- _INPUT MATERIAL_:
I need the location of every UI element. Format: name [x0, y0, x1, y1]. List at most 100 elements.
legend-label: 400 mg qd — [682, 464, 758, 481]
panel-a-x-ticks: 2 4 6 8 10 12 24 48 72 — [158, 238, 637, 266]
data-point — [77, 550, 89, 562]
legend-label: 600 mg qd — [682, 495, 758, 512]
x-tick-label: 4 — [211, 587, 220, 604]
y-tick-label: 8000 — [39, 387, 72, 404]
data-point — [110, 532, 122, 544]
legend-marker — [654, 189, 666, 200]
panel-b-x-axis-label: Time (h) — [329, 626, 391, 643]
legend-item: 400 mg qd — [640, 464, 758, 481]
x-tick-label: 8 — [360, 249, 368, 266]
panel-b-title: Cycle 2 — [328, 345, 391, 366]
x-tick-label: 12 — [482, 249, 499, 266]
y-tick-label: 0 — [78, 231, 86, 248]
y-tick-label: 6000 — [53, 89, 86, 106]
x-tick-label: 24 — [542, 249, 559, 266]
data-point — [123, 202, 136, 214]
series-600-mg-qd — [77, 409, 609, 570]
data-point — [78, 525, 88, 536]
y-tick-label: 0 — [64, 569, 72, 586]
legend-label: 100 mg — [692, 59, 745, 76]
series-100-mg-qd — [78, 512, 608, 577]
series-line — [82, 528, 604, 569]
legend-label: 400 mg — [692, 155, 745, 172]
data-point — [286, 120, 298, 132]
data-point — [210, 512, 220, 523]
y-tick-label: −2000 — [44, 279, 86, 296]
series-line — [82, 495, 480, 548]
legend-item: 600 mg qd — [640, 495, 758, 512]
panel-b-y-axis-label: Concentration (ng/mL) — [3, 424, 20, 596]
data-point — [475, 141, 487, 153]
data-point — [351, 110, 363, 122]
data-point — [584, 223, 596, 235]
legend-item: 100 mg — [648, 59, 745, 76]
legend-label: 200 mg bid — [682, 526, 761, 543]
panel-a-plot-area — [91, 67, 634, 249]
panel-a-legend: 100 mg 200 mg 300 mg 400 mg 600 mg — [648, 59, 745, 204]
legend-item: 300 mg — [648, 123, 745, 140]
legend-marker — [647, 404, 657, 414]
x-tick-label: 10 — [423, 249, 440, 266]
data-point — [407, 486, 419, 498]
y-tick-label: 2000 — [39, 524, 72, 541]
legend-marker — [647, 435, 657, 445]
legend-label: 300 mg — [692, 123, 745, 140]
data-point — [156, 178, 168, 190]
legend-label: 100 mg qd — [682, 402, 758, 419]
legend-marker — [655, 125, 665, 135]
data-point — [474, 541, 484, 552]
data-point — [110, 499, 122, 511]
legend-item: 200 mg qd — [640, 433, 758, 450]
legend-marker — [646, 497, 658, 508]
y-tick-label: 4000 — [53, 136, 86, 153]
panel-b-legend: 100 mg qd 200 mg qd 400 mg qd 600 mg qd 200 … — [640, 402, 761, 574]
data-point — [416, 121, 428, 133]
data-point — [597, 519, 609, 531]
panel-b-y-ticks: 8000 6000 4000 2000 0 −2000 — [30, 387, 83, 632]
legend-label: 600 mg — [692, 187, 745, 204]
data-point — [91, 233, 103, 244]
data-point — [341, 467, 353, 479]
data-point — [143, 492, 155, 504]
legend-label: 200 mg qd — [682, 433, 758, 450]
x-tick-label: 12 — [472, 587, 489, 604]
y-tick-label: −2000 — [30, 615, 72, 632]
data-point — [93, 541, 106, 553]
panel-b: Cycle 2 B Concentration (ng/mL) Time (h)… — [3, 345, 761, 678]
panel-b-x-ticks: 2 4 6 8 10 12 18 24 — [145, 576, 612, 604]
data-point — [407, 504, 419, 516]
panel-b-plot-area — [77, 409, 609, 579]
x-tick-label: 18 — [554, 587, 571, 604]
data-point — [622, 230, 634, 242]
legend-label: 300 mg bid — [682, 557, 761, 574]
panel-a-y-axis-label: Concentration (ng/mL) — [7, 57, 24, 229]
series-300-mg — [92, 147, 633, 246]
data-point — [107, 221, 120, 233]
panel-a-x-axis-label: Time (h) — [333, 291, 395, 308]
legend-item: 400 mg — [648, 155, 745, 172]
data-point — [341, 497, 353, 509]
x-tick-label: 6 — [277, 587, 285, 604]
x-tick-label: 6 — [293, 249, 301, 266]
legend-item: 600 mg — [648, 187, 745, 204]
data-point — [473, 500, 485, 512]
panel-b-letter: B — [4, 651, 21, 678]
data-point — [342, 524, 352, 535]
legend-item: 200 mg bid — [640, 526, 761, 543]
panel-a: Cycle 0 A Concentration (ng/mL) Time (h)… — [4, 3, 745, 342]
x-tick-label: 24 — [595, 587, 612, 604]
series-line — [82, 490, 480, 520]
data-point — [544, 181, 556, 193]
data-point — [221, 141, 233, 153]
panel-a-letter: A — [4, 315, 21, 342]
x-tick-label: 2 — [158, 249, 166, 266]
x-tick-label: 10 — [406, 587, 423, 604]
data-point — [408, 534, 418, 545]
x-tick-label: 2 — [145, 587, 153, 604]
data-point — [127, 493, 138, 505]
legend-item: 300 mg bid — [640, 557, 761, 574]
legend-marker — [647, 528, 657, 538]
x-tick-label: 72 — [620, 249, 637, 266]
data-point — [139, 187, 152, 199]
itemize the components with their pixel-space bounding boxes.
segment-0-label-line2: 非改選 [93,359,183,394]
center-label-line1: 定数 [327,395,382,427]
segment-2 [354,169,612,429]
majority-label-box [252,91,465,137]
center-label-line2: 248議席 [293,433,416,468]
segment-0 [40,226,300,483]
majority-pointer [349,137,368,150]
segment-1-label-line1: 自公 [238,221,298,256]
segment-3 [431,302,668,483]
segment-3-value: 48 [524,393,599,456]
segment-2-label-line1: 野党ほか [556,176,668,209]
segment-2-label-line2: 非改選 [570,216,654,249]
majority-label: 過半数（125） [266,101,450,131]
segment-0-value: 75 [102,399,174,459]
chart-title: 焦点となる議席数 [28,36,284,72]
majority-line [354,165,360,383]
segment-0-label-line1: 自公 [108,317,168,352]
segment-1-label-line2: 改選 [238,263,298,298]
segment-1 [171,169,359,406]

- _GIVEN PROBLEM_:
Please write out the records above word for word, from the first line through the line with "y-tick-label: 6000 — [53, 89, 86, 106]", including both.

- _SOLUTION TO THIS TASK_:
I need the location of every UI element. Format: name [x0, y0, x1, y1]. List at most 100 elements.
legend-label: 400 mg qd — [682, 464, 758, 481]
panel-a-x-ticks: 2 4 6 8 10 12 24 48 72 — [158, 238, 637, 266]
data-point — [77, 550, 89, 562]
legend-label: 600 mg qd — [682, 495, 758, 512]
x-tick-label: 4 — [211, 587, 220, 604]
y-tick-label: 8000 — [39, 387, 72, 404]
data-point — [110, 532, 122, 544]
legend-marker — [654, 189, 666, 200]
panel-b-x-axis-label: Time (h) — [329, 626, 391, 643]
legend-item: 400 mg qd — [640, 464, 758, 481]
x-tick-label: 8 — [360, 249, 368, 266]
panel-b-title: Cycle 2 — [328, 345, 391, 366]
x-tick-label: 12 — [482, 249, 499, 266]
y-tick-label: 0 — [78, 231, 86, 248]
y-tick-label: 6000 — [53, 89, 86, 106]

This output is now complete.